++++ INFORMATION PROVIDED

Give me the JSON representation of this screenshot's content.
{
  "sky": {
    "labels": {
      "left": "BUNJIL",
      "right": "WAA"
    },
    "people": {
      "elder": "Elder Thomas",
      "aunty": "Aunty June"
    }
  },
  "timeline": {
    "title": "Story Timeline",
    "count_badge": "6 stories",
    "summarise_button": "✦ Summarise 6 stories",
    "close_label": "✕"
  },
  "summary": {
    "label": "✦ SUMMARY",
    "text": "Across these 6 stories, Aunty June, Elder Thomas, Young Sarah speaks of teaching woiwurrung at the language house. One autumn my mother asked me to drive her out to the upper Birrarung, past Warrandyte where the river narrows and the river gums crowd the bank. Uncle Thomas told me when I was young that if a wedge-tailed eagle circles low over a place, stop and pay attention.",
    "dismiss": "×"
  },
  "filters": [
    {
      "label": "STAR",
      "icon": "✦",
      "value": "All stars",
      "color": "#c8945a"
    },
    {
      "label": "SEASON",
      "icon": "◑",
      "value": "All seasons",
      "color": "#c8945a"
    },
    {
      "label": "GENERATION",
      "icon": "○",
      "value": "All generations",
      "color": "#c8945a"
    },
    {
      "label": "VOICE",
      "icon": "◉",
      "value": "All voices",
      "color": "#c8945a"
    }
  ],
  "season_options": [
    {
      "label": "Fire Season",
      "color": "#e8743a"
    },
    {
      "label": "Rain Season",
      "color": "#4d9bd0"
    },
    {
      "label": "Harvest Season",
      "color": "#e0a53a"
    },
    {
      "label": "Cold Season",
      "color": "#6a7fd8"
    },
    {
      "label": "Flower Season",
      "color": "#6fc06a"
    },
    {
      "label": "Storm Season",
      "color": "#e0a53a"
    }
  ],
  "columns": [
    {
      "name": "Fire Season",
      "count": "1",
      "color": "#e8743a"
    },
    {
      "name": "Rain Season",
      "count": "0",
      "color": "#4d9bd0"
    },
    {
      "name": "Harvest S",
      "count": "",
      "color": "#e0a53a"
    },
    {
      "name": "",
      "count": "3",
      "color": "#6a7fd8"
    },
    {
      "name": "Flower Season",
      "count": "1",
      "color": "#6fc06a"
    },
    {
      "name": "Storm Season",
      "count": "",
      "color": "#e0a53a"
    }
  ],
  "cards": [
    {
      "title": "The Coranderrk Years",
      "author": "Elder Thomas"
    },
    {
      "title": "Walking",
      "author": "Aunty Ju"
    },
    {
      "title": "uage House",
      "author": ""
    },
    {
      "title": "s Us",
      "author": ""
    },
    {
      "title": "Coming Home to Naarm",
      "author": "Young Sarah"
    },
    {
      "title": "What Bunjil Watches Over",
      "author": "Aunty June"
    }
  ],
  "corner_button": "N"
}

++++++++

*WORK TO BE COMPLETED*.
Transcribe the records above exactly as they appear.

*RESULT OF THE TASK*.
Give me the JSON representation of this screenshot's content.
{
  "sky": {
    "labels": {
      "left": "BUNJIL",
      "right": "WAA"
    },
    "people": {
      "elder": "Elder Thomas",
      "aunty": "Aunty June"
    }
  },
  "timeline": {
    "title": "Story Timeline",
    "count_badge": "6 stories",
    "summarise_button": "✦ Summarise 6 stories",
    "close_label": "✕"
  },
  "summary": {
    "label": "✦ SUMMARY",
    "text": "Across these 6 stories, Aunty June, Elder Thomas, Young Sarah speaks of teaching woiwurrung at the language house. One autumn my mother asked me to drive her out to the upper Birrarung, past Warrandyte where the river narrows and the river gums crowd the bank. Uncle Thomas told me when I was young that if a wedge-tailed eagle circles low over a place, stop and pay attention.",
    "dismiss": "×"
  },
  "filters": [
    {
      "label": "STAR",
      "icon": "✦",
      "value": "All stars",
      "color": "#c8945a"
    },
    {
      "label": "SEASON",
      "icon": "◑",
      "value": "All seasons",
      "color": "#c8945a"
    },
    {
      "label": "GENERATION",
      "icon": "○",
      "value": "All generations",
      "color": "#c8945a"
    },
    {
      "label": "VOICE",
      "icon": "◉",
      "value": "All voices",
      "color": "#c8945a"
    }
  ],
  "season_options": [
    {
      "label": "Fire Season",
      "color": "#e8743a"
    },
    {
      "label": "Rain Season",
      "color": "#4d9bd0"
    },
    {
      "label": "Harvest Season",
      "color": "#e0a53a"
    },
    {
      "label": "Cold Season",
      "color": "#6a7fd8"
    },
    {
      "label": "Flower Season",
      "color": "#6fc06a"
    },
    {
      "label": "Storm Season",
      "color": "#e0a53a"
    }
  ],
  "columns": [
    {
      "name": "Fire Season",
      "count": "1",
      "color": "#e8743a"
    },
    {
      "name": "Rain Season",
      "count": "0",
      "color": "#4d9bd0"
    },
    {
      "name": "Harvest S",
      "count": "",
      "color": "#e0a53a"
    },
    {
      "name": "",
      "count": "3",
      "color": "#6a7fd8"
    },
    {
      "name": "Flower Season",
      "count": "1",
      "color": "#6fc06a"
    },
    {
      "name": "Storm Season",
      "count": "",
      "color": "#e0a53a"
    }
  ],
  "cards": [
    {
      "title": "The Coranderrk Years",
      "author": "Elder Thomas"
    },
    {
      "title": "Walking",
      "author": "Aunty Ju"
    },
    {
      "title": "uage House",
      "author": ""
    },
    {
      "title": "s Us",
      "author": ""
    },
    {
      "title": "Coming Home to Naarm",
      "author": "Young Sarah"
    },
    {
      "title": "What Bunjil Watches Over",
      "author": "Aunty June"
    }
  ],
  "corner_button": "N"
}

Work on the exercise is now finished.